==== Material for this exercise ====

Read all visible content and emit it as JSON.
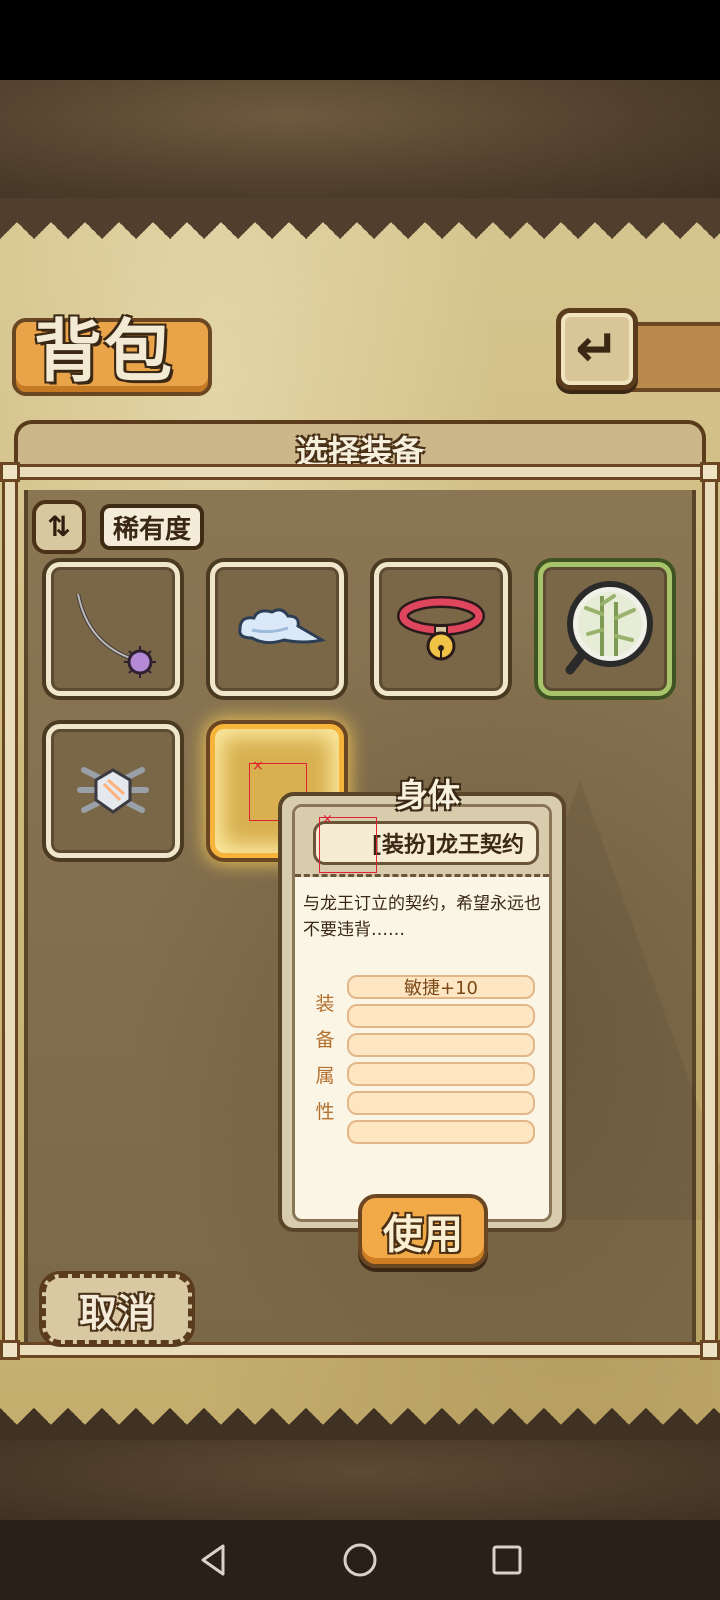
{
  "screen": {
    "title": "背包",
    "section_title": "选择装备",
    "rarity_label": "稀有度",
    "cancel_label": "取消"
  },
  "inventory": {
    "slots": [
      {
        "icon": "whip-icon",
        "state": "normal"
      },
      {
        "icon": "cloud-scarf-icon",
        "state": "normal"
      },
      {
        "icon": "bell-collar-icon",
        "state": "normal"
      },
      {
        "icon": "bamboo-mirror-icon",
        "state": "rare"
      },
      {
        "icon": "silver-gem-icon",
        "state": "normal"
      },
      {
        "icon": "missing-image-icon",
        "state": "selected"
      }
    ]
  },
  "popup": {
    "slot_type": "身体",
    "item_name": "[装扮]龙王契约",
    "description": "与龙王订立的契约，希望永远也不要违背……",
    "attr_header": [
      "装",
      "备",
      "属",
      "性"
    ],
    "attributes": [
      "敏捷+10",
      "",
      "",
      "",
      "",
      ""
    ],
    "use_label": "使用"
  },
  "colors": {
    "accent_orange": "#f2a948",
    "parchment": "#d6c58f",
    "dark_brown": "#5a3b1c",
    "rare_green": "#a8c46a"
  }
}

====

* [Problem statement]: Give the entries again without a single change, but with no pictures.

* [Answer for the task]:
Read all visible content and emit it as JSON.
{
  "screen": {
    "title": "背包",
    "section_title": "选择装备",
    "rarity_label": "稀有度",
    "cancel_label": "取消"
  },
  "inventory": {
    "slots": [
      {
        "icon": "whip-icon",
        "state": "normal"
      },
      {
        "icon": "cloud-scarf-icon",
        "state": "normal"
      },
      {
        "icon": "bell-collar-icon",
        "state": "normal"
      },
      {
        "icon": "bamboo-mirror-icon",
        "state": "rare"
      },
      {
        "icon": "silver-gem-icon",
        "state": "normal"
      },
      {
        "icon": "missing-image-icon",
        "state": "selected"
      }
    ]
  },
  "popup": {
    "slot_type": "身体",
    "item_name": "[装扮]龙王契约",
    "description": "与龙王订立的契约，希望永远也不要违背……",
    "attr_header": [
      "装",
      "备",
      "属",
      "性"
    ],
    "attributes": [
      "敏捷+10",
      "",
      "",
      "",
      "",
      ""
    ],
    "use_label": "使用"
  },
  "colors": {
    "accent_orange": "#f2a948",
    "parchment": "#d6c58f",
    "dark_brown": "#5a3b1c",
    "rare_green": "#a8c46a"
  }
}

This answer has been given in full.